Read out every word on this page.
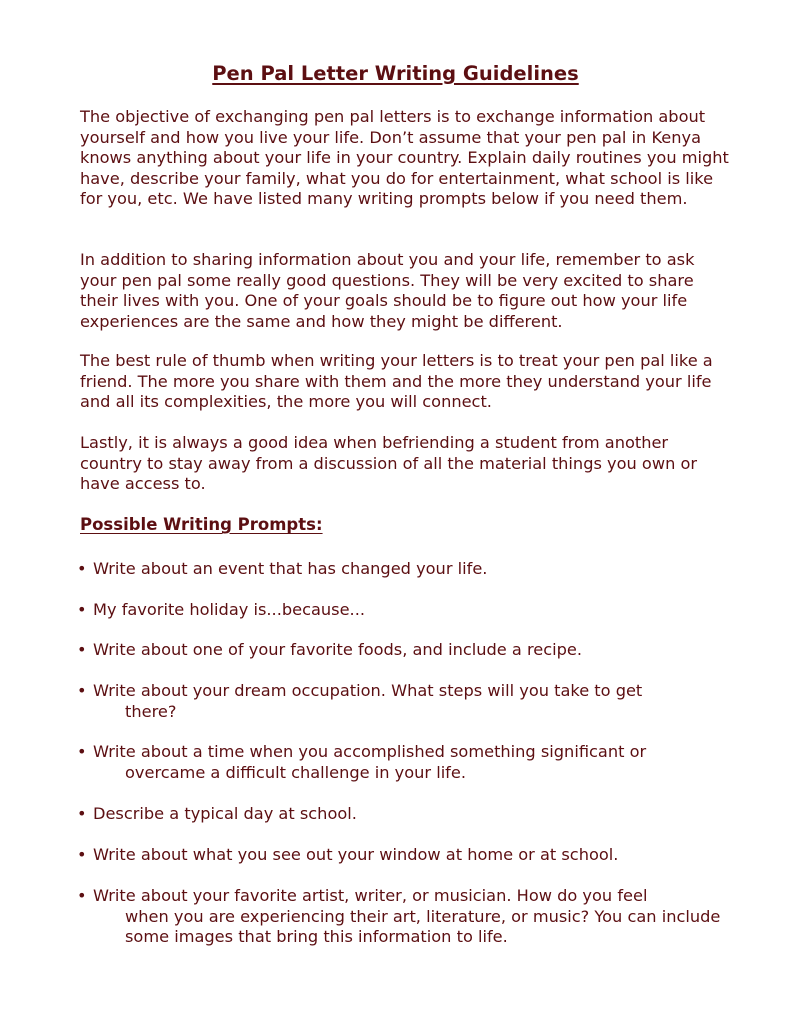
Pen Pal Letter Writing Guidelines

The objective of exchanging pen pal letters is to exchange information about yourself and how you live your life. Don’t assume that your pen pal in Kenya knows anything about your life in your country. Explain daily routines you might have, describe your family, what you do for entertainment, what school is like for you, etc. We have listed many writing prompts below if you need them.

In addition to sharing information about you and your life, remember to ask your pen pal some really good questions. They will be very excited to share their lives with you. One of your goals should be to figure out how your life experiences are the same and how they might be different.

The best rule of thumb when writing your letters is to treat your pen pal like a friend. The more you share with them and the more they understand your life and all its complexities, the more you will connect.

Lastly, it is always a good idea when befriending a student from another country to stay away from a discussion of all the material things you own or have access to.

Possible Writing Prompts:

• Write about an event that has changed your life.

• My favorite holiday is...because...

• Write about one of your favorite foods, and include a recipe.

• Write about your dream occupation. What steps will you take to get
there?

• Write about a time when you accomplished something significant or
overcame a difficult challenge in your life.

• Describe a typical day at school.

• Write about what you see out your window at home or at school.

• Write about your favorite artist, writer, or musician. How do you feel
when you are experiencing their art, literature, or music? You can include some images that bring this information to life.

____

Aim of the task => Work out how many lines of the material above contain the word "information", then give only that figure.

Written response => 3